» **PROBLEM DETAILS**
Each line below either holds the string "JSON" or doesn't. Count those that do and give only the number.

» **MATERIAL TO PROCESS**
▽

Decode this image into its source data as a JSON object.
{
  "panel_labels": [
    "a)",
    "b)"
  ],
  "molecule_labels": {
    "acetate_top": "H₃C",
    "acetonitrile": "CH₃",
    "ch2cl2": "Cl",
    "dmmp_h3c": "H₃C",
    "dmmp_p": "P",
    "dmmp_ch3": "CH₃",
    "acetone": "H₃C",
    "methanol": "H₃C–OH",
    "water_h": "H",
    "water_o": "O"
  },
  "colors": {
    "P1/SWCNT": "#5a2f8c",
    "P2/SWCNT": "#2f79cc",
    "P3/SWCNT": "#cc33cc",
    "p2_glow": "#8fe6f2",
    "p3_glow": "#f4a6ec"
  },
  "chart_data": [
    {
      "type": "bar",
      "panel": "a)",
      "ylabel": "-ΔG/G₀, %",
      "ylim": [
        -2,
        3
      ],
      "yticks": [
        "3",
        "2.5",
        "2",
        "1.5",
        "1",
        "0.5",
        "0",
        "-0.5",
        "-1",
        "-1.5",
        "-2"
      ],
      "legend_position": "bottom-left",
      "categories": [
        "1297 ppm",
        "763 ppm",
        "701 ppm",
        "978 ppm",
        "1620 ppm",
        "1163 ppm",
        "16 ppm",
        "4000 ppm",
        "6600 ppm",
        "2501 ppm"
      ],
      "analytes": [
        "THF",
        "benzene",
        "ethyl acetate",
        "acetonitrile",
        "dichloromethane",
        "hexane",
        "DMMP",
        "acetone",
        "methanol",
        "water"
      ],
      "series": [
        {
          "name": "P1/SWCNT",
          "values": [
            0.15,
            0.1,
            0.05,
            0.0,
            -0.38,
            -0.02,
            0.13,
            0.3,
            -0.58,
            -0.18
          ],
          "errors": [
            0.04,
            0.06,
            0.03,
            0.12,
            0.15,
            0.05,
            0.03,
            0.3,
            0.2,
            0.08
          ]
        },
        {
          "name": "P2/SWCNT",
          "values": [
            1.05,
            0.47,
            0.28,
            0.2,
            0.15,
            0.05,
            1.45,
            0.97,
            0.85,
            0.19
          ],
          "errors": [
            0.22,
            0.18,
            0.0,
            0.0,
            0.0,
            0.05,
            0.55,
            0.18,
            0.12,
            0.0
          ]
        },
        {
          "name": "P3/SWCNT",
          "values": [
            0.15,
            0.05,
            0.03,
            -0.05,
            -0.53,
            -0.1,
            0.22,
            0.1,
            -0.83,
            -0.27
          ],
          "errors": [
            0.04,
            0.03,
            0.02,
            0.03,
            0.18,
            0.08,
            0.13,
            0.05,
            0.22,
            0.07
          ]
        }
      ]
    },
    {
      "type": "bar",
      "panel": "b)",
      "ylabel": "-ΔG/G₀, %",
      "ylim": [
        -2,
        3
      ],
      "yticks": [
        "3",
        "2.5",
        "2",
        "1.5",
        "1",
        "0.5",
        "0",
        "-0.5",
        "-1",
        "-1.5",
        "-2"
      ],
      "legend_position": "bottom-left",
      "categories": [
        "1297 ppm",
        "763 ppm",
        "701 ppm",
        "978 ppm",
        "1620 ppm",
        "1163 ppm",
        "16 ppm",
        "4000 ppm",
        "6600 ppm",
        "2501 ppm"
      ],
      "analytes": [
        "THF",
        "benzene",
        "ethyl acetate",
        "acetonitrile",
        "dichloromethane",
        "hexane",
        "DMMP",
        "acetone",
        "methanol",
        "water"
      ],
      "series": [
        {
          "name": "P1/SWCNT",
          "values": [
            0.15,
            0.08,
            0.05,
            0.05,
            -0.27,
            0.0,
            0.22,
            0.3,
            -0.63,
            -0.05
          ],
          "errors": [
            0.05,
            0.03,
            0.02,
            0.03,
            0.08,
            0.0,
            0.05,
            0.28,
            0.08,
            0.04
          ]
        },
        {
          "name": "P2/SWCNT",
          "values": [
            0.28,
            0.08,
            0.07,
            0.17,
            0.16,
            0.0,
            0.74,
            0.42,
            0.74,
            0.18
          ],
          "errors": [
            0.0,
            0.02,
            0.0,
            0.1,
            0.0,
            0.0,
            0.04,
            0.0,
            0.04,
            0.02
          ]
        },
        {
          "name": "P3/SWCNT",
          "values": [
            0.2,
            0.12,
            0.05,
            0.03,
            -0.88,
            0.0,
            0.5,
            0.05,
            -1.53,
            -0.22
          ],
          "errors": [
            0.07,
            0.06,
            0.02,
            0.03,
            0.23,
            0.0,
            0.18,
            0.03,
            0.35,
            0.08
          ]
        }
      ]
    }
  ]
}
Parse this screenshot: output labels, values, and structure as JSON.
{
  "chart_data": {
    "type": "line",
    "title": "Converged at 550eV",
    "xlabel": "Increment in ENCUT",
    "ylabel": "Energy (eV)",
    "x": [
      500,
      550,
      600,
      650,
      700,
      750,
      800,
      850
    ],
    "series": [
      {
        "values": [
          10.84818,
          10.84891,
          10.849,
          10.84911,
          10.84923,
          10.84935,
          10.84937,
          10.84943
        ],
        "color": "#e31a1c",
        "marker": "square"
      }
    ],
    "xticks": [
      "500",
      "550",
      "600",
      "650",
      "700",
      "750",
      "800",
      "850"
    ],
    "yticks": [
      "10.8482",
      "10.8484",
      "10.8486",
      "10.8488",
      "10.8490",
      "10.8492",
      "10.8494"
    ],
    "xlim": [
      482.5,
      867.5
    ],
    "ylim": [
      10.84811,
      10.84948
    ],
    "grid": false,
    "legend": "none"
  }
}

△

» **THE ANSWER**
2